JOB
Your answer should be a single number: the count of lines that hold the word "Windows".

Collected data entries
►
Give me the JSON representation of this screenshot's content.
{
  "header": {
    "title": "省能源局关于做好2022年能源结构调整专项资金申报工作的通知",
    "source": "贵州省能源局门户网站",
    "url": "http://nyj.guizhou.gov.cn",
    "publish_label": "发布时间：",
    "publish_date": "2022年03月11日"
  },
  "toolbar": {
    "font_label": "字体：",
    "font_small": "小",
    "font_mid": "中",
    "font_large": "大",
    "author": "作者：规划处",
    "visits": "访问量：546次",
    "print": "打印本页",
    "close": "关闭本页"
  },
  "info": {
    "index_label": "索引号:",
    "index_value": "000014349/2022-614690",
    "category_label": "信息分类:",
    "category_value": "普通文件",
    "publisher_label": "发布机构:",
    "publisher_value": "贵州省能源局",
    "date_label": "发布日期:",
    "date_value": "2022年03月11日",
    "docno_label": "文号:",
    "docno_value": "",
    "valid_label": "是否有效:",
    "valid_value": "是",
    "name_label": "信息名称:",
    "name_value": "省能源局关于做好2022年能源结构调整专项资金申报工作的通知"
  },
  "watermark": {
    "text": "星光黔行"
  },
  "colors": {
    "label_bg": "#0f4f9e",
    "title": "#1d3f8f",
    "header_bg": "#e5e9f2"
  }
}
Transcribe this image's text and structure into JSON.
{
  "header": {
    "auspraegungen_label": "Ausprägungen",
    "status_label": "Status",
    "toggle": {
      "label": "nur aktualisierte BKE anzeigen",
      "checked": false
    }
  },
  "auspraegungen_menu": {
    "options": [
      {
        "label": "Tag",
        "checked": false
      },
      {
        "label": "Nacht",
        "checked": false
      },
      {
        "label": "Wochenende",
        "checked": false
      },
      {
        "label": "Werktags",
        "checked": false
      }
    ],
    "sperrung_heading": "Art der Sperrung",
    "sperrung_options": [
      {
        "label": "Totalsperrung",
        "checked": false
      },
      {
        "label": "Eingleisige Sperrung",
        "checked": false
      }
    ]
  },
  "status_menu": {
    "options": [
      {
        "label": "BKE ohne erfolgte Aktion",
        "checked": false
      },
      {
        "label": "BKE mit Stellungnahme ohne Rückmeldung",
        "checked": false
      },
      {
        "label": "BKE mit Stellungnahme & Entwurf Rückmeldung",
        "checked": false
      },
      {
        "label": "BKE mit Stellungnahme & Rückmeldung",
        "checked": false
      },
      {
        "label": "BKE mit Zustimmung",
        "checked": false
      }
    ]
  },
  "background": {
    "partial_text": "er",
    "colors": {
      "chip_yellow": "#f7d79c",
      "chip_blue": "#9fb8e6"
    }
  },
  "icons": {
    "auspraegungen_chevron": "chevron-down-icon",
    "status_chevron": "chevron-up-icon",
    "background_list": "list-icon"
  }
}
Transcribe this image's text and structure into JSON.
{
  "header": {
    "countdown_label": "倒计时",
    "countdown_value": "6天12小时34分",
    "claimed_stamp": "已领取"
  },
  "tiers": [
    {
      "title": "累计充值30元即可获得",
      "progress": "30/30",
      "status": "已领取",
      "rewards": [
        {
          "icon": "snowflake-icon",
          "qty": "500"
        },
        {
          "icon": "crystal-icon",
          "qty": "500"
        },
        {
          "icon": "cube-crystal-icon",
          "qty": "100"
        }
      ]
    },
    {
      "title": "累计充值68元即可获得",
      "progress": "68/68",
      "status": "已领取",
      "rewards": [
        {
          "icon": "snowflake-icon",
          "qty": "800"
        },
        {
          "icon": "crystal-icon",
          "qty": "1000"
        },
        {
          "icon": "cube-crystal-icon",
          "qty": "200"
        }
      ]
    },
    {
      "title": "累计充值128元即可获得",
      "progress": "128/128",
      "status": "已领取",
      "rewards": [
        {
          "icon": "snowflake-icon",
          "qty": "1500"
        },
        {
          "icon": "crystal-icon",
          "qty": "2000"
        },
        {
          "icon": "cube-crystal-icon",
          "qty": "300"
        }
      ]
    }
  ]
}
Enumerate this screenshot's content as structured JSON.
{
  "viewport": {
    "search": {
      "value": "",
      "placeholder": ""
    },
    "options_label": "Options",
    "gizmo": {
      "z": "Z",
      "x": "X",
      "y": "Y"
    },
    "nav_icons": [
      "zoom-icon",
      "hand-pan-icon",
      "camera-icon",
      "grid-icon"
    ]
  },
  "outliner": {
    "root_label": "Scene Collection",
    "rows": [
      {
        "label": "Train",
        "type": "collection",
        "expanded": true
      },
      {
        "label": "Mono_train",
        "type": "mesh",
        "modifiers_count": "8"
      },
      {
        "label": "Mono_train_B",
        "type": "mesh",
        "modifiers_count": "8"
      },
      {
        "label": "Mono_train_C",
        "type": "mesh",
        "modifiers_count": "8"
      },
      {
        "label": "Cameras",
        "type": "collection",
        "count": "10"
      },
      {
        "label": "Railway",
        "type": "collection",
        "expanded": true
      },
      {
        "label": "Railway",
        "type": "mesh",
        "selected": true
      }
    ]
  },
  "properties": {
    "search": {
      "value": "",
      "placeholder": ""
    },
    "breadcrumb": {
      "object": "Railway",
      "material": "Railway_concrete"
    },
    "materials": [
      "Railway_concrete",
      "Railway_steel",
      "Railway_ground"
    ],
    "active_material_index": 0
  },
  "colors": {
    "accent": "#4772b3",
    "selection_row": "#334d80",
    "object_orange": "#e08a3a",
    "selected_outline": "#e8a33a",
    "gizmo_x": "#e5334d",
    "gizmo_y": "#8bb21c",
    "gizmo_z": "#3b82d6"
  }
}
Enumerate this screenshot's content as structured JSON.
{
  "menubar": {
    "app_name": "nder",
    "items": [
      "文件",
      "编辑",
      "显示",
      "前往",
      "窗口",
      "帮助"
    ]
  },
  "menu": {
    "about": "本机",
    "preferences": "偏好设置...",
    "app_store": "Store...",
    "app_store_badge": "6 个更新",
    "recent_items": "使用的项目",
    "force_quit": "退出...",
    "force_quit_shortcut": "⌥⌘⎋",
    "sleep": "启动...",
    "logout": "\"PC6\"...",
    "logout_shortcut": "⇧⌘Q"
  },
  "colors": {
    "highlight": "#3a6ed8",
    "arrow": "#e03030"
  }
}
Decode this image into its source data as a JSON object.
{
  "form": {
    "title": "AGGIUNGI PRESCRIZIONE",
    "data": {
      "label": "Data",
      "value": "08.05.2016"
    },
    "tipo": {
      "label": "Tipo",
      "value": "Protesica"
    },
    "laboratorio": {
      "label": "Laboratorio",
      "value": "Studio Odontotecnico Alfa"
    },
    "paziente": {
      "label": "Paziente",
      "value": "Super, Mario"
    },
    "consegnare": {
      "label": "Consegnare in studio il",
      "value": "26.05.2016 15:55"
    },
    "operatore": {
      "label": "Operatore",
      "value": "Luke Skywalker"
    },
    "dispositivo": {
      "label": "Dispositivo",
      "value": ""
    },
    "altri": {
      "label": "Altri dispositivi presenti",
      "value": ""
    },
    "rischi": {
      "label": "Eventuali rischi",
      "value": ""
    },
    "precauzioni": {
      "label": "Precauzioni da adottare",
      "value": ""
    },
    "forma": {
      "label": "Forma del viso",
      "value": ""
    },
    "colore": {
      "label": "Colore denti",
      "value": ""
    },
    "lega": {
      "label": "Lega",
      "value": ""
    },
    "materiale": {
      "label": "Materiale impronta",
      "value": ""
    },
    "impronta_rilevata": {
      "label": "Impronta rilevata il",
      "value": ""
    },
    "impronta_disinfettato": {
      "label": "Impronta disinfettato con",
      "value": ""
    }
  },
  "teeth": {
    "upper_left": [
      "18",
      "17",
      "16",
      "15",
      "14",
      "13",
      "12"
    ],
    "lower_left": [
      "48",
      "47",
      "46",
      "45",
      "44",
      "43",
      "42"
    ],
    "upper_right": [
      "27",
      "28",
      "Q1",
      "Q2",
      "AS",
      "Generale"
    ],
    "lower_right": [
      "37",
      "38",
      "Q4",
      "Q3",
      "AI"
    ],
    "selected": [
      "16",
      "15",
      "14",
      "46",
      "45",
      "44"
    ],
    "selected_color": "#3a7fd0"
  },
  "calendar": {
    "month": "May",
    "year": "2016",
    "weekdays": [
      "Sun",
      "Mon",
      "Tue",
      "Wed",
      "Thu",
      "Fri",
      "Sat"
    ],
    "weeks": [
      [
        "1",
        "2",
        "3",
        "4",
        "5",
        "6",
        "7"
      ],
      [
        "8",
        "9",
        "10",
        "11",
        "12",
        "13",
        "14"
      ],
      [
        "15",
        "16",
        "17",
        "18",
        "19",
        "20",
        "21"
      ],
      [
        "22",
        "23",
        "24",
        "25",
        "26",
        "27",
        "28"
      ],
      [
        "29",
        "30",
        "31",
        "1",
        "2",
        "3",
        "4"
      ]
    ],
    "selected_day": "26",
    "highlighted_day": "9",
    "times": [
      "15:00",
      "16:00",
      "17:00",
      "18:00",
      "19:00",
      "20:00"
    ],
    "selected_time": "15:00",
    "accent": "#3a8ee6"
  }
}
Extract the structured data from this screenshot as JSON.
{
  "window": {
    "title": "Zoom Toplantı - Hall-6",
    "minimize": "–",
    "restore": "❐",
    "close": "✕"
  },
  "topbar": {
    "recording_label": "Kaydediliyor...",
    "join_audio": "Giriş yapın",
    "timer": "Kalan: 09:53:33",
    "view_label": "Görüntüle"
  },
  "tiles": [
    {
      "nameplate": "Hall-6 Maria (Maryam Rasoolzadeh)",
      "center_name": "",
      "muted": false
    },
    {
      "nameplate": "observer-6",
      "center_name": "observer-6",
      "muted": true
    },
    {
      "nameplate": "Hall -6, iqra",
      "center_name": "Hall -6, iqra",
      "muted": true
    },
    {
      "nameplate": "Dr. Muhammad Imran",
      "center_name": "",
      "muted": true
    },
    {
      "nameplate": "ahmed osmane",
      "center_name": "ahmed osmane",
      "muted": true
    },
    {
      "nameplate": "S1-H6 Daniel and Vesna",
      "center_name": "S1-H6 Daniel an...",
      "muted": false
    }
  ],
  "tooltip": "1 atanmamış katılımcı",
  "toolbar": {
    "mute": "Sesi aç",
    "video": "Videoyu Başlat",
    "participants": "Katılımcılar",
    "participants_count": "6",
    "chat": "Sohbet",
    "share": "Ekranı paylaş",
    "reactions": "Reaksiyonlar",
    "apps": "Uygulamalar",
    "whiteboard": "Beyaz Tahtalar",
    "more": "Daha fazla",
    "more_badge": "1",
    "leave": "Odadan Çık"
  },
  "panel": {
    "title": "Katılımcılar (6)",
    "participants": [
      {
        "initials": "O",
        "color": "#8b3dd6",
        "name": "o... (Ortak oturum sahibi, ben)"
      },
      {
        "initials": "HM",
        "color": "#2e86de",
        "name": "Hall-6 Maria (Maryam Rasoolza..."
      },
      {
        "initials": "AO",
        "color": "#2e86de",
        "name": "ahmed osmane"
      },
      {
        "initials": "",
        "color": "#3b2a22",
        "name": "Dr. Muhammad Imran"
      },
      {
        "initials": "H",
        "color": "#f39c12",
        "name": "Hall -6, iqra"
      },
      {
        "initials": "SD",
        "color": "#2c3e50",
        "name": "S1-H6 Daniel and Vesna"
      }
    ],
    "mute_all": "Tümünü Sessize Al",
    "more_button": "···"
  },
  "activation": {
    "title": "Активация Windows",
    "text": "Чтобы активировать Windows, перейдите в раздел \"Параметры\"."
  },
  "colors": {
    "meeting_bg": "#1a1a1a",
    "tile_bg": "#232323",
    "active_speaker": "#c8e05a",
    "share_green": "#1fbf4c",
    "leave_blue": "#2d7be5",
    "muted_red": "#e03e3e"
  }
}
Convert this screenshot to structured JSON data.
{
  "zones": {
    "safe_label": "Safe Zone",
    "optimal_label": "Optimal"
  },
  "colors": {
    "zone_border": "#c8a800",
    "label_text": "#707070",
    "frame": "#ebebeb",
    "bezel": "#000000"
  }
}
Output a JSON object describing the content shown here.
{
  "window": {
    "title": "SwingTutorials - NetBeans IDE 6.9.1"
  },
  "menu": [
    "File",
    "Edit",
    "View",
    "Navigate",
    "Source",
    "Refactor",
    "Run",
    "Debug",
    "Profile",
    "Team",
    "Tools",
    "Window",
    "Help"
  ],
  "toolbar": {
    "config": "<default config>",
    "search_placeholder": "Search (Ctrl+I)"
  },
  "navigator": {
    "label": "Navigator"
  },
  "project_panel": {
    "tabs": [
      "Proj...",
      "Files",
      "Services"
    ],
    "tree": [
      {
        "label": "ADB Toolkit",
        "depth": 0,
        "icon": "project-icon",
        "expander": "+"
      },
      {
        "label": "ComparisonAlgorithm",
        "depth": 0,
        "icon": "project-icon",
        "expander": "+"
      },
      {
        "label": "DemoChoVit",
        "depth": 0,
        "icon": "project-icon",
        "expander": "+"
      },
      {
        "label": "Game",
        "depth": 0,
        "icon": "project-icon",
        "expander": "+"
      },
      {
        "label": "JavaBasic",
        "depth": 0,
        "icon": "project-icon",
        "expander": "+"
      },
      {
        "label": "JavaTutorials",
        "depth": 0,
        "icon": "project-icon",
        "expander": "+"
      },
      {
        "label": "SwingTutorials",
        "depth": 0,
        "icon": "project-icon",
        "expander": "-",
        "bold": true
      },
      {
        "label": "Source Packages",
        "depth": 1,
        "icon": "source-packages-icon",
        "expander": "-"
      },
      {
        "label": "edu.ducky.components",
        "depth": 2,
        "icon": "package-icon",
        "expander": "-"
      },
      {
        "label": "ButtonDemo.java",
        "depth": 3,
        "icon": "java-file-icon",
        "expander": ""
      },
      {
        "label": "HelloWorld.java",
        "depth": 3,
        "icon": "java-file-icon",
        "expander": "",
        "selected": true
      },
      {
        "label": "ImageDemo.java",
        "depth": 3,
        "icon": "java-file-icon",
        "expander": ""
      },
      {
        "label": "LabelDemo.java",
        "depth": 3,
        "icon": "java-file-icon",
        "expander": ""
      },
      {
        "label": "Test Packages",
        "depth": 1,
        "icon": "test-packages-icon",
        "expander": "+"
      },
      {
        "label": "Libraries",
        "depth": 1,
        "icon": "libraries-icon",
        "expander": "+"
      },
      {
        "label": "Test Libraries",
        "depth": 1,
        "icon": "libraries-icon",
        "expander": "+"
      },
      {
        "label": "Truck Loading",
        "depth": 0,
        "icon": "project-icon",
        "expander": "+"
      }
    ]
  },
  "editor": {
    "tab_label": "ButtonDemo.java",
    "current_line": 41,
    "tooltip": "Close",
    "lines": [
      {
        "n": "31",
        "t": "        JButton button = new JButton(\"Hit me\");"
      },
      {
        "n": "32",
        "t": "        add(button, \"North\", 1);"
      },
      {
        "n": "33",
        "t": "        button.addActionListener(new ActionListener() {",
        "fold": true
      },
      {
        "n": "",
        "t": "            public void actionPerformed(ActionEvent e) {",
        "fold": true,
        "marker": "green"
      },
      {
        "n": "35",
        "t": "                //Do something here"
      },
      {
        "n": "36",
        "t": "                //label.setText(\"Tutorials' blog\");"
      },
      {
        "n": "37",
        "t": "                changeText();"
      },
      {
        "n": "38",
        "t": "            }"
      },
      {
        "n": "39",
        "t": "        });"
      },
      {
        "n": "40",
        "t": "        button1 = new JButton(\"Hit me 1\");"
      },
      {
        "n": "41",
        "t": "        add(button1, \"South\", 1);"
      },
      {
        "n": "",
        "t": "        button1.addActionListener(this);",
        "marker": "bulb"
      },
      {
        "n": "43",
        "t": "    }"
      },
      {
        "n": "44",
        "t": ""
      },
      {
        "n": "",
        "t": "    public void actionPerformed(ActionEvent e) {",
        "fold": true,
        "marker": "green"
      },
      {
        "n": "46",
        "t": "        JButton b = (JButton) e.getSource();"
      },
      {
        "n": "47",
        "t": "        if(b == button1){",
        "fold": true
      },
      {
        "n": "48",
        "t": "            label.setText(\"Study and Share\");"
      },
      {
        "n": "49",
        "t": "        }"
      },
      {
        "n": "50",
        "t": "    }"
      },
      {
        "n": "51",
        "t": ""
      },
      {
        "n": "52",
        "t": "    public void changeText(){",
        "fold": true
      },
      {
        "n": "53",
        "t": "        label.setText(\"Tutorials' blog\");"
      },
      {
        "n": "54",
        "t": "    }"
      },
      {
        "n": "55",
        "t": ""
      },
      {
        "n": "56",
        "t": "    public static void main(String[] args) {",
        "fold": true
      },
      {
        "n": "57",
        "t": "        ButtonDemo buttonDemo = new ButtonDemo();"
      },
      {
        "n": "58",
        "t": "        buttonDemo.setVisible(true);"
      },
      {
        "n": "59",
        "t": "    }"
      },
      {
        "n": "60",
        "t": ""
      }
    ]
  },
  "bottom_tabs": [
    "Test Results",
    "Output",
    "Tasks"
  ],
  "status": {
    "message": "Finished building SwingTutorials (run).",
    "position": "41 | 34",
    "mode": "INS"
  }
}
◄
SOLUTION TO THIS TASK
2